> **Aim of the exercise**
Extract all of the data and reproduce it precisely.

> **Provided records**
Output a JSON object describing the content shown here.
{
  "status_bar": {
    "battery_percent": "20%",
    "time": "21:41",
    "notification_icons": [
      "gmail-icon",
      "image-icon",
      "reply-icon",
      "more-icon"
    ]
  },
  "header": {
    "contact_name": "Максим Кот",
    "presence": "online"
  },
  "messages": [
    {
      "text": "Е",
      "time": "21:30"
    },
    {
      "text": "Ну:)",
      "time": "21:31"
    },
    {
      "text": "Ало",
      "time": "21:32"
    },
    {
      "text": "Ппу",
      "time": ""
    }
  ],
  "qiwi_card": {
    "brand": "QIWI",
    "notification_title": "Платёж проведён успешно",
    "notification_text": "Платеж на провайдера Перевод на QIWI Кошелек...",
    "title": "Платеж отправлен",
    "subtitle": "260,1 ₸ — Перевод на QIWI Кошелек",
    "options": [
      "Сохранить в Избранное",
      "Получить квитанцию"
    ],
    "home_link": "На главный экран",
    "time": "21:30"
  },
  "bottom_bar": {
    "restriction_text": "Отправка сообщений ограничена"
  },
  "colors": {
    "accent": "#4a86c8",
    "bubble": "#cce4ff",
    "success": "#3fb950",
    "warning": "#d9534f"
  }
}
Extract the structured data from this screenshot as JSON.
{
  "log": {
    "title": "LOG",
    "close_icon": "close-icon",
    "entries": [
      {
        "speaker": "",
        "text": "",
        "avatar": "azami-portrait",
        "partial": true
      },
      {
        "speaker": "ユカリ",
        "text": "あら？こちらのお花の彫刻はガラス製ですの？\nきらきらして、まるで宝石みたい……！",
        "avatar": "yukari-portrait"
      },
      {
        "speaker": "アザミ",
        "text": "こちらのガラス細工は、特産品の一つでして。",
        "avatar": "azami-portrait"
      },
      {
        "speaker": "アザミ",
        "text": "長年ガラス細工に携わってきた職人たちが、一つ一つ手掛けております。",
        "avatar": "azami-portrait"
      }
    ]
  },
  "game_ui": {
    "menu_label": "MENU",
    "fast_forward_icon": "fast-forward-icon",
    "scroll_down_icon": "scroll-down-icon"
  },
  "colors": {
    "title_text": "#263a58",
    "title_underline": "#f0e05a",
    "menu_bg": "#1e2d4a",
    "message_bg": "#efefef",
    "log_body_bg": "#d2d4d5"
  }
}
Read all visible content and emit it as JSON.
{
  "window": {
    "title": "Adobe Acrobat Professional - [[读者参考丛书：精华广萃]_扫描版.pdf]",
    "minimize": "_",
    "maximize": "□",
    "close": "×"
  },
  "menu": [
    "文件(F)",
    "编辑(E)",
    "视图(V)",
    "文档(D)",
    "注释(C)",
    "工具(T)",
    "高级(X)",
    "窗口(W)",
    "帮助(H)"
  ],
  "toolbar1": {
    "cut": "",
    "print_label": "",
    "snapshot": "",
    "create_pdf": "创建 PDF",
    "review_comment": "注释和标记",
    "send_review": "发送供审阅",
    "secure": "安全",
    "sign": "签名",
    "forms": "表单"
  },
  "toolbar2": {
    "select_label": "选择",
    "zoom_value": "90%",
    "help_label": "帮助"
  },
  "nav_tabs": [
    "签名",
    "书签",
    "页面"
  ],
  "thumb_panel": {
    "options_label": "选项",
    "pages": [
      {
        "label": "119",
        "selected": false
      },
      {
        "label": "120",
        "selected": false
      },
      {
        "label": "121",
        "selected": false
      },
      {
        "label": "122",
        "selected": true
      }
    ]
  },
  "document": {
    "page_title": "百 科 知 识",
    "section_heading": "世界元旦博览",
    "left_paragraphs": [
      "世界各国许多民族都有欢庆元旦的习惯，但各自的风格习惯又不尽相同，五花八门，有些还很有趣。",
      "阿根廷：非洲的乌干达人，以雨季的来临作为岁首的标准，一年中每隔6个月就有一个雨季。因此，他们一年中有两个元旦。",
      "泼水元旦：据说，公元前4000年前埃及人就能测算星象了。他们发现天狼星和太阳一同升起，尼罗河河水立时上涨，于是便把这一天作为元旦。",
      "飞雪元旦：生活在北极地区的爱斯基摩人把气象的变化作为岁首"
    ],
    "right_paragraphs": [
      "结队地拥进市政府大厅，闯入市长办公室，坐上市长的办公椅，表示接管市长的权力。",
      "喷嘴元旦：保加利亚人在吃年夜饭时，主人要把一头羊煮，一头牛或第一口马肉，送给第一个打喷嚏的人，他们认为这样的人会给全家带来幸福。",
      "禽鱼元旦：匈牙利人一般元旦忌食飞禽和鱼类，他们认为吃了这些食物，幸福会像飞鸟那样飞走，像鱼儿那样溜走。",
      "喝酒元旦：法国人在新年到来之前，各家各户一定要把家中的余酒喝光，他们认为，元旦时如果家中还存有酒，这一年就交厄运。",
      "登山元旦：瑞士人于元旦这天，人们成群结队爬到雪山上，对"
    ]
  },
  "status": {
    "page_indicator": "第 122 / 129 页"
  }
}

> **Reply to the exercise**
Output a JSON object describing the content shown here.
{
  "status_bar": {
    "battery_percent": "20%",
    "time": "21:41",
    "notification_icons": [
      "gmail-icon",
      "image-icon",
      "reply-icon",
      "more-icon"
    ]
  },
  "header": {
    "contact_name": "Максим Кот",
    "presence": "online"
  },
  "messages": [
    {
      "text": "Е",
      "time": "21:30"
    },
    {
      "text": "Ну:)",
      "time": "21:31"
    },
    {
      "text": "Ало",
      "time": "21:32"
    },
    {
      "text": "Ппу",
      "time": ""
    }
  ],
  "qiwi_card": {
    "brand": "QIWI",
    "notification_title": "Платёж проведён успешно",
    "notification_text": "Платеж на провайдера Перевод на QIWI Кошелек...",
    "title": "Платеж отправлен",
    "subtitle": "260,1 ₸ — Перевод на QIWI Кошелек",
    "options": [
      "Сохранить в Избранное",
      "Получить квитанцию"
    ],
    "home_link": "На главный экран",
    "time": "21:30"
  },
  "bottom_bar": {
    "restriction_text": "Отправка сообщений ограничена"
  },
  "colors": {
    "accent": "#4a86c8",
    "bubble": "#cce4ff",
    "success": "#3fb950",
    "warning": "#d9534f"
  }
}
Extract the structured data from this screenshot as JSON.
{
  "log": {
    "title": "LOG",
    "close_icon": "close-icon",
    "entries": [
      {
        "speaker": "",
        "text": "",
        "avatar": "azami-portrait",
        "partial": true
      },
      {
        "speaker": "ユカリ",
        "text": "あら？こちらのお花の彫刻はガラス製ですの？\nきらきらして、まるで宝石みたい……！",
        "avatar": "yukari-portrait"
      },
      {
        "speaker": "アザミ",
        "text": "こちらのガラス細工は、特産品の一つでして。",
        "avatar": "azami-portrait"
      },
      {
        "speaker": "アザミ",
        "text": "長年ガラス細工に携わってきた職人たちが、一つ一つ手掛けております。",
        "avatar": "azami-portrait"
      }
    ]
  },
  "game_ui": {
    "menu_label": "MENU",
    "fast_forward_icon": "fast-forward-icon",
    "scroll_down_icon": "scroll-down-icon"
  },
  "colors": {
    "title_text": "#263a58",
    "title_underline": "#f0e05a",
    "menu_bg": "#1e2d4a",
    "message_bg": "#efefef",
    "log_body_bg": "#d2d4d5"
  }
}
Read all visible content and emit it as JSON.
{
  "window": {
    "title": "Adobe Acrobat Professional - [[读者参考丛书：精华广萃]_扫描版.pdf]",
    "minimize": "_",
    "maximize": "□",
    "close": "×"
  },
  "menu": [
    "文件(F)",
    "编辑(E)",
    "视图(V)",
    "文档(D)",
    "注释(C)",
    "工具(T)",
    "高级(X)",
    "窗口(W)",
    "帮助(H)"
  ],
  "toolbar1": {
    "cut": "",
    "print_label": "",
    "snapshot": "",
    "create_pdf": "创建 PDF",
    "review_comment": "注释和标记",
    "send_review": "发送供审阅",
    "secure": "安全",
    "sign": "签名",
    "forms": "表单"
  },
  "toolbar2": {
    "select_label": "选择",
    "zoom_value": "90%",
    "help_label": "帮助"
  },
  "nav_tabs": [
    "签名",
    "书签",
    "页面"
  ],
  "thumb_panel": {
    "options_label": "选项",
    "pages": [
      {
        "label": "119",
        "selected": false
      },
      {
        "label": "120",
        "selected": false
      },
      {
        "label": "121",
        "selected": false
      },
      {
        "label": "122",
        "selected": true
      }
    ]
  },
  "document": {
    "page_title": "百 科 知 识",
    "section_heading": "世界元旦博览",
    "left_paragraphs": [
      "世界各国许多民族都有欢庆元旦的习惯，但各自的风格习惯又不尽相同，五花八门，有些还很有趣。",
      "阿根廷：非洲的乌干达人，以雨季的来临作为岁首的标准，一年中每隔6个月就有一个雨季。因此，他们一年中有两个元旦。",
      "泼水元旦：据说，公元前4000年前埃及人就能测算星象了。他们发现天狼星和太阳一同升起，尼罗河河水立时上涨，于是便把这一天作为元旦。",
      "飞雪元旦：生活在北极地区的爱斯基摩人把气象的变化作为岁首"
    ],
    "right_paragraphs": [
      "结队地拥进市政府大厅，闯入市长办公室，坐上市长的办公椅，表示接管市长的权力。",
      "喷嘴元旦：保加利亚人在吃年夜饭时，主人要把一头羊煮，一头牛或第一口马肉，送给第一个打喷嚏的人，他们认为这样的人会给全家带来幸福。",
      "禽鱼元旦：匈牙利人一般元旦忌食飞禽和鱼类，他们认为吃了这些食物，幸福会像飞鸟那样飞走，像鱼儿那样溜走。",
      "喝酒元旦：法国人在新年到来之前，各家各户一定要把家中的余酒喝光，他们认为，元旦时如果家中还存有酒，这一年就交厄运。",
      "登山元旦：瑞士人于元旦这天，人们成群结队爬到雪山上，对"
    ]
  },
  "status": {
    "page_indicator": "第 122 / 129 页"
  }
}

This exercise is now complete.